*Domande:*
- a) Traduci in inglese questa frase del racconto del trekking a Landmannalaugar: «Il gruppo è composto principalmente da espertissimi alpinisti e in un attimo siamo in marcia.»
- b) Prosegui il racconto del trekking a Landmannalaugar dopo l'ultima frase riportata.

*Brano di testo:*
☆ ☆ ☆ ☆ ☆ ☆ ☆
Mi sveglio, come al solito un po’ prima del necessario, e vado a lavarmi in fretta; gli amici necessitano la colazione. Un cenno d’intesa e ci troviamo ai fornelli, Andrea e io. Il pasto è lauto nel tendone e gli animi sono accesi. Landmannalaugar… campo base nel trekking più famoso d’Islanda. Ci troviamo tra minerali vulcanici di una varietà impressionante.
Il gruppo è composto principalmente da espertissimi alpinisti e in un attimo siamo in marcia. Risaliamo una colata lavica tra statue d’ossidiana, in vista di rioliti colorate. Gea ha qui creato antropomorfismi che ricordano il ciclo biologico.
Dalla terra all’uomo, dall’uomo alla Terra. Forse è per questo che noi arrampicatori scaliamo ricercando la parete perfetta; forse non stiamo andando da qualche parte, ma ritornando a ciò che eravamo.
☆ ☆ ☆ ☆ ☆ ☆ ☆
*Materiale mostrato:*
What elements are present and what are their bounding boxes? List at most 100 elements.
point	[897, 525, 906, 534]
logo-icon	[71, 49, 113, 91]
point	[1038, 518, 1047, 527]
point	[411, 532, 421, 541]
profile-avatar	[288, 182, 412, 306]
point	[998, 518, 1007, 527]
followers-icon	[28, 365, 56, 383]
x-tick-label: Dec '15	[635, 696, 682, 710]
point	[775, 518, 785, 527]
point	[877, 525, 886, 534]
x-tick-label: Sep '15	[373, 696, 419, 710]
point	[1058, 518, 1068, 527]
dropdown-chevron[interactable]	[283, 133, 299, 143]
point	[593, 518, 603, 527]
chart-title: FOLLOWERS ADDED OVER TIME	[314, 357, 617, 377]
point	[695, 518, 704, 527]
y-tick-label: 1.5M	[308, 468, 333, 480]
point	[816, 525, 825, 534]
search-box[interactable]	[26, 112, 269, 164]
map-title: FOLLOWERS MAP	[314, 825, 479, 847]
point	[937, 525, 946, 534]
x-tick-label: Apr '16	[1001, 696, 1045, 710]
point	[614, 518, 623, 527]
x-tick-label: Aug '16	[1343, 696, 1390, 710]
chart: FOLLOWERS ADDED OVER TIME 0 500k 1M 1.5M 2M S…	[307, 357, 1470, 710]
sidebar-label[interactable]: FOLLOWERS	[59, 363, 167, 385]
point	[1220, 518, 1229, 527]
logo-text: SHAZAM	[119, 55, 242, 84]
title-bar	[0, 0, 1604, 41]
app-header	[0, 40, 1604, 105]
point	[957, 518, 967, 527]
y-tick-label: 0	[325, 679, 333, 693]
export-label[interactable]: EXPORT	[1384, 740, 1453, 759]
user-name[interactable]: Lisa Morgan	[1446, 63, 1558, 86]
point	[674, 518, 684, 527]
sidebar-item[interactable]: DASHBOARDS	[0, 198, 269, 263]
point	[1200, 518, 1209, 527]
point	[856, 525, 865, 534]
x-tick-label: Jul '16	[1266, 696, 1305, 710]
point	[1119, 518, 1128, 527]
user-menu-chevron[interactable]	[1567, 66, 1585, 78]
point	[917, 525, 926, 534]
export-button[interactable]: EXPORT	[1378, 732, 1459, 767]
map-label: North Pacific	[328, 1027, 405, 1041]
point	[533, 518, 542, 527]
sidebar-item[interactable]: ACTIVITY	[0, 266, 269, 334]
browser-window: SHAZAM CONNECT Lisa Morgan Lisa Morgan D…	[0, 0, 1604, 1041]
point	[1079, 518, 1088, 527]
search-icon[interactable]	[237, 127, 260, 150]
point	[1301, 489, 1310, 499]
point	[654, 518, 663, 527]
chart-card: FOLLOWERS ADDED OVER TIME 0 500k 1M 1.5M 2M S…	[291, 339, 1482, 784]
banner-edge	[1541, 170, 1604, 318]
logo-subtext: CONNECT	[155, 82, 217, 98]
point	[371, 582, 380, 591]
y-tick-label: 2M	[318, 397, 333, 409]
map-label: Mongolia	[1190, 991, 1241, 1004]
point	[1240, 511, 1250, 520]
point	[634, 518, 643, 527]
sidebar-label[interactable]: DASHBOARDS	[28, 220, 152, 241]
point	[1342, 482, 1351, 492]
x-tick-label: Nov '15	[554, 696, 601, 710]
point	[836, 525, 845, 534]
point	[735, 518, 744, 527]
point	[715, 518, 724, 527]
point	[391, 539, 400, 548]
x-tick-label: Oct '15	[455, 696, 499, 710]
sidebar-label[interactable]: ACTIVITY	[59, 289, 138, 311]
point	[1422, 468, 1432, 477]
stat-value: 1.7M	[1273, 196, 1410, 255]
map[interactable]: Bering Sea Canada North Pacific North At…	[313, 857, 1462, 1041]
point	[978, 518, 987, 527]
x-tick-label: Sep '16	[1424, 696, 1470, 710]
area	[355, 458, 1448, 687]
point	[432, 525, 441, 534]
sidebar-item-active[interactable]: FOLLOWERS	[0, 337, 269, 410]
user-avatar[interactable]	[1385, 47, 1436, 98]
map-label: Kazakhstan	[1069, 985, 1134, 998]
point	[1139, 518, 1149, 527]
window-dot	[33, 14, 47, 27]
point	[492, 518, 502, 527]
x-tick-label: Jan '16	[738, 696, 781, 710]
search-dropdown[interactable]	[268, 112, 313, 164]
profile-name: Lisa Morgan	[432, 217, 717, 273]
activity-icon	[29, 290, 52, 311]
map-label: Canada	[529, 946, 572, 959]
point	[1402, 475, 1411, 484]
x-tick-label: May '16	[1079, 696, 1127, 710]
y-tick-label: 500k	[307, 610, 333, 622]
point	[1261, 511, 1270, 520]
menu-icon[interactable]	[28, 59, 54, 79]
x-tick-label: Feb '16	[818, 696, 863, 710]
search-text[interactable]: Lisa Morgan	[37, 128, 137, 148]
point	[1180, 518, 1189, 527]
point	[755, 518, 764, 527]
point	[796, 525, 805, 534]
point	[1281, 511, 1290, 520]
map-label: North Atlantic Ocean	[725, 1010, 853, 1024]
☆ ☆ ☆ ☆ ☆ ☆ ☆
*Risposte attese:*
- a) The group is made up mainly of highly experienced mountaineers, and in no time we are on our way.

- b)
Lo spettacolo che ci si pone in fronte è davvero incredibile. Mi sembra di correre in uno scenario estrapolato dal “Signore degli anelli”, insieme ad Aragorn, alla caccia degli orchi. Ciò che queste rocce mi inducono non è un sogno, ma un ritorno dentro me stesso al bambino che dalla natura voleva tutto e forse più.
Saliamo su un crinale scoprendo pianure che accedono ad altri crinali. Le fumarole producono nuvole dal basso e persino il cielo ci pare rivoltato. In un mondo in cui il sotto sembra il sopra, persino la vita è equa.
Intrusioni e ossidazioni fan danzare il rame e il ferro, il verde e il rosso si mischiano, e non-prati compaiono vicini a non-ex ghiacciai.
Il richiamo della montagna è troppo forte e ognuno di noi vuole scoprire cosa ci sia dietro, ancora un po’ più in là, ancora più in su… e ci ritroviamo sulla vetta di una montagna, un vulcano. Il vento è così forte che non riusciamo a stare in piedi…
…così corriamo per la sua accennata parete, sciando con i piedi e saltando svariati metri grazie alla pendenza, liberi, con il sorriso che proprio non se ne vuole andare dal volto. E poi nuovamente sentiero tra i detriti.
…e ancora ritorno, ancora paradiso rappresentato da inferno; questo luogo è la metafora della nostra stessa vita.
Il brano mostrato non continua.